--- Goal ---
Skip the pictures and extract all of the lines exactly as written.

* BEGIN Material shown *

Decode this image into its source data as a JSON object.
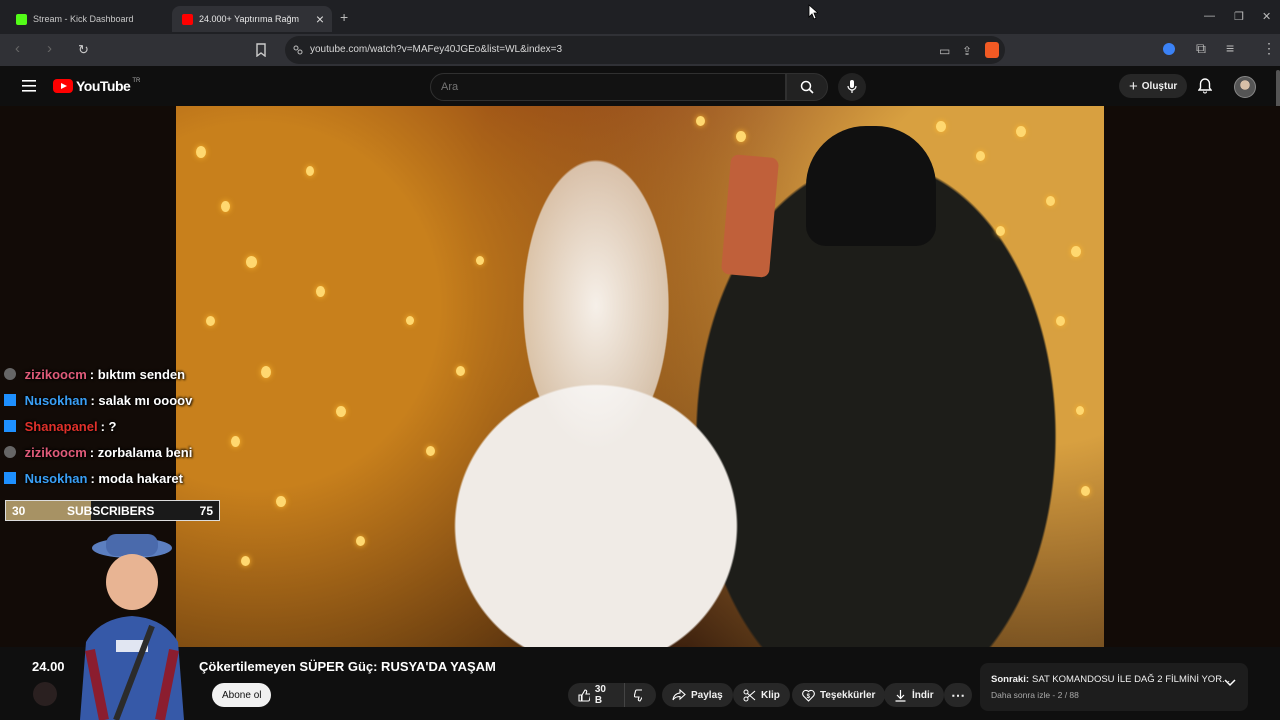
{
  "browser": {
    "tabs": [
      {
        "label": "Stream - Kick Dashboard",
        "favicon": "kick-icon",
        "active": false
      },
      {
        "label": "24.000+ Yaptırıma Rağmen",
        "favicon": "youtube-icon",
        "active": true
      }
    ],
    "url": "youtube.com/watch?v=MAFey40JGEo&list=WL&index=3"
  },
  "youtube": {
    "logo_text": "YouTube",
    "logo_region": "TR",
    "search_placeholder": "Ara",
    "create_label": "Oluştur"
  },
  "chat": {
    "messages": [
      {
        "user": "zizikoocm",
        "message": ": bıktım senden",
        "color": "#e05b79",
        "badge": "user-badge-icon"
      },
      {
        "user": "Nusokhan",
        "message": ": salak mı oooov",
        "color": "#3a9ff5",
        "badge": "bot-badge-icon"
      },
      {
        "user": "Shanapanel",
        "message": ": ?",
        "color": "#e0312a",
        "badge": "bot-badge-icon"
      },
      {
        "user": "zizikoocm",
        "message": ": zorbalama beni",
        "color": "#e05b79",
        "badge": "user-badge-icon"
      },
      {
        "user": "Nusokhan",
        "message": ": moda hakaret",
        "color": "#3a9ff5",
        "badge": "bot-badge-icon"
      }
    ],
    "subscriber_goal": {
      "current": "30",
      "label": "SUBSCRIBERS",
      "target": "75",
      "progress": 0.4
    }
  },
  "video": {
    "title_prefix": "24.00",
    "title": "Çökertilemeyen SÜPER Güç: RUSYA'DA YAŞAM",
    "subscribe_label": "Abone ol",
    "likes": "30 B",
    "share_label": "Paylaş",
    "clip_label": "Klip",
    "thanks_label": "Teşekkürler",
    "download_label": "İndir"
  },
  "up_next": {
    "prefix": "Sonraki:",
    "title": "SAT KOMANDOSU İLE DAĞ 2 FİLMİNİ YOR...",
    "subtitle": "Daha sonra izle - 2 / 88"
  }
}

* END Material shown *

--- Solution for this exercise ---
Decode this image into its source data as a JSON object.
{
  "browser": {
    "tabs": [
      {
        "label": "Stream - Kick Dashboard",
        "favicon": "kick-icon",
        "active": false
      },
      {
        "label": "24.000+ Yaptırıma Rağmen",
        "favicon": "youtube-icon",
        "active": true
      }
    ],
    "url": "youtube.com/watch?v=MAFey40JGEo&list=WL&index=3"
  },
  "youtube": {
    "logo_text": "YouTube",
    "logo_region": "TR",
    "search_placeholder": "Ara",
    "create_label": "Oluştur"
  },
  "chat": {
    "messages": [
      {
        "user": "zizikoocm",
        "message": ": bıktım senden",
        "color": "#e05b79",
        "badge": "user-badge-icon"
      },
      {
        "user": "Nusokhan",
        "message": ": salak mı oooov",
        "color": "#3a9ff5",
        "badge": "bot-badge-icon"
      },
      {
        "user": "Shanapanel",
        "message": ": ?",
        "color": "#e0312a",
        "badge": "bot-badge-icon"
      },
      {
        "user": "zizikoocm",
        "message": ": zorbalama beni",
        "color": "#e05b79",
        "badge": "user-badge-icon"
      },
      {
        "user": "Nusokhan",
        "message": ": moda hakaret",
        "color": "#3a9ff5",
        "badge": "bot-badge-icon"
      }
    ],
    "subscriber_goal": {
      "current": "30",
      "label": "SUBSCRIBERS",
      "target": "75",
      "progress": 0.4
    }
  },
  "video": {
    "title_prefix": "24.00",
    "title": "Çökertilemeyen SÜPER Güç: RUSYA'DA YAŞAM",
    "subscribe_label": "Abone ol",
    "likes": "30 B",
    "share_label": "Paylaş",
    "clip_label": "Klip",
    "thanks_label": "Teşekkürler",
    "download_label": "İndir"
  },
  "up_next": {
    "prefix": "Sonraki:",
    "title": "SAT KOMANDOSU İLE DAĞ 2 FİLMİNİ YOR...",
    "subtitle": "Daha sonra izle - 2 / 88"
  }
}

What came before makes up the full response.